* **PROBLEM REQUIREMENTS**: Give back all of the data exactly as written.

* **WORKING DATA**:

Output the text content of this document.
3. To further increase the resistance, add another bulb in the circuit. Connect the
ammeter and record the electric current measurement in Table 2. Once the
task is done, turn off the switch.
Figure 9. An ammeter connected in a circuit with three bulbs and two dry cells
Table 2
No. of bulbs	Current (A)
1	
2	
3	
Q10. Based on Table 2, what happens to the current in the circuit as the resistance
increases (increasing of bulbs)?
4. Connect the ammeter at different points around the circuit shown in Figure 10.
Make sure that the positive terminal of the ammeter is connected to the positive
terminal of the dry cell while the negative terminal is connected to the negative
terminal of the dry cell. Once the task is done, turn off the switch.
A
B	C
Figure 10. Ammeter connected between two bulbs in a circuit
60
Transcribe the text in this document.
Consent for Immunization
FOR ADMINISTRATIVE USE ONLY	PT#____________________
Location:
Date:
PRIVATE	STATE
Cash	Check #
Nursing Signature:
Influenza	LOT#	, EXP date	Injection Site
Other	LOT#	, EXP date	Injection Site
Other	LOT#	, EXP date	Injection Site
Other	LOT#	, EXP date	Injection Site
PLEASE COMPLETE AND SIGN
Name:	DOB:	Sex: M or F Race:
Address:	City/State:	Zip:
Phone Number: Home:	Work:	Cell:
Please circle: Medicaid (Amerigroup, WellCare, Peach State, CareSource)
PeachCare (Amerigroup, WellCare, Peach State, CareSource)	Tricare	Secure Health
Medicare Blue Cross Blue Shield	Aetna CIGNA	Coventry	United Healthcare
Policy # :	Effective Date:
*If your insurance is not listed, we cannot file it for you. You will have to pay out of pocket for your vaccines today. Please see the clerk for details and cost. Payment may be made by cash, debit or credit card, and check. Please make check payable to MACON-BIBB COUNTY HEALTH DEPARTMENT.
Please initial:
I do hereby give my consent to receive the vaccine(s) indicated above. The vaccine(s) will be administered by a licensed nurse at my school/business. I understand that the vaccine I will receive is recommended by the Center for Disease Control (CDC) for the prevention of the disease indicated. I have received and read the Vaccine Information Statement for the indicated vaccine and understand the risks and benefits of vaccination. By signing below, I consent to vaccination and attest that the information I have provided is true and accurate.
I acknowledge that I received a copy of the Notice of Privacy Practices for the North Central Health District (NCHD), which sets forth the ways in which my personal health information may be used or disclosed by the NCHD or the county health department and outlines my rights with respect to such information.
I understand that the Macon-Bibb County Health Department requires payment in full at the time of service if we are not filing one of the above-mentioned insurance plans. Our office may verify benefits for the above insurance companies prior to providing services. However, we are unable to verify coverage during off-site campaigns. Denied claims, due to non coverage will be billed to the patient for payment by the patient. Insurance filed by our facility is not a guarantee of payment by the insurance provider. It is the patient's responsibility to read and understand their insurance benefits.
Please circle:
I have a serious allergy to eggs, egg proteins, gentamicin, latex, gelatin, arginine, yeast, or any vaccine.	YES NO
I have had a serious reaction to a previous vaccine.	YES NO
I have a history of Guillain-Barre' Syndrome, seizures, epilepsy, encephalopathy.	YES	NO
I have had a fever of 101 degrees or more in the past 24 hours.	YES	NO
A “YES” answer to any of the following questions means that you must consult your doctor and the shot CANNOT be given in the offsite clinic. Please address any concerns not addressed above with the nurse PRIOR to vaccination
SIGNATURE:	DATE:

* **EXPECTED ANSWER**:
Output the text content of this document.
3. To further increase the resistance, add another bulb in the circuit. Connect the
ammeter and record the electric current measurement in Table 2. Once the
task is done, turn off the switch.
Figure 9. An ammeter connected in a circuit with three bulbs and two dry cells
Table 2
No. of bulbs	Current (A)
1	
2	
3	
Q10. Based on Table 2, what happens to the current in the circuit as the resistance
increases (increasing of bulbs)?
4. Connect the ammeter at different points around the circuit shown in Figure 10.
Make sure that the positive terminal of the ammeter is connected to the positive
terminal of the dry cell while the negative terminal is connected to the negative
terminal of the dry cell. Once the task is done, turn off the switch.
A
B	C
Figure 10. Ammeter connected between two bulbs in a circuit
60
Transcribe the text in this document.
Consent for Immunization
FOR ADMINISTRATIVE USE ONLY	PT#____________________
Location:
Date:
PRIVATE	STATE
Cash	Check #
Nursing Signature:
Influenza	LOT#	, EXP date	Injection Site
Other	LOT#	, EXP date	Injection Site
Other	LOT#	, EXP date	Injection Site
Other	LOT#	, EXP date	Injection Site
PLEASE COMPLETE AND SIGN
Name:	DOB:	Sex: M or F Race:
Address:	City/State:	Zip:
Phone Number: Home:	Work:	Cell:
Please circle: Medicaid (Amerigroup, WellCare, Peach State, CareSource)
PeachCare (Amerigroup, WellCare, Peach State, CareSource)	Tricare	Secure Health
Medicare Blue Cross Blue Shield	Aetna CIGNA	Coventry	United Healthcare
Policy # :	Effective Date:
*If your insurance is not listed, we cannot file it for you. You will have to pay out of pocket for your vaccines today. Please see the clerk for details and cost. Payment may be made by cash, debit or credit card, and check. Please make check payable to MACON-BIBB COUNTY HEALTH DEPARTMENT.
Please initial:
I do hereby give my consent to receive the vaccine(s) indicated above. The vaccine(s) will be administered by a licensed nurse at my school/business. I understand that the vaccine I will receive is recommended by the Center for Disease Control (CDC) for the prevention of the disease indicated. I have received and read the Vaccine Information Statement for the indicated vaccine and understand the risks and benefits of vaccination. By signing below, I consent to vaccination and attest that the information I have provided is true and accurate.
I acknowledge that I received a copy of the Notice of Privacy Practices for the North Central Health District (NCHD), which sets forth the ways in which my personal health information may be used or disclosed by the NCHD or the county health department and outlines my rights with respect to such information.
I understand that the Macon-Bibb County Health Department requires payment in full at the time of service if we are not filing one of the above-mentioned insurance plans. Our office may verify benefits for the above insurance companies prior to providing services. However, we are unable to verify coverage during off-site campaigns. Denied claims, due to non coverage will be billed to the patient for payment by the patient. Insurance filed by our facility is not a guarantee of payment by the insurance provider. It is the patient's responsibility to read and understand their insurance benefits.
Please circle:
I have a serious allergy to eggs, egg proteins, gentamicin, latex, gelatin, arginine, yeast, or any vaccine.	YES NO
I have had a serious reaction to a previous vaccine.	YES NO
I have a history of Guillain-Barre' Syndrome, seizures, epilepsy, encephalopathy.	YES	NO
I have had a fever of 101 degrees or more in the past 24 hours.	YES	NO
A “YES” answer to any of the following questions means that you must consult your doctor and the shot CANNOT be given in the offsite clinic. Please address any concerns not addressed above with the nurse PRIOR to vaccination
SIGNATURE:	DATE:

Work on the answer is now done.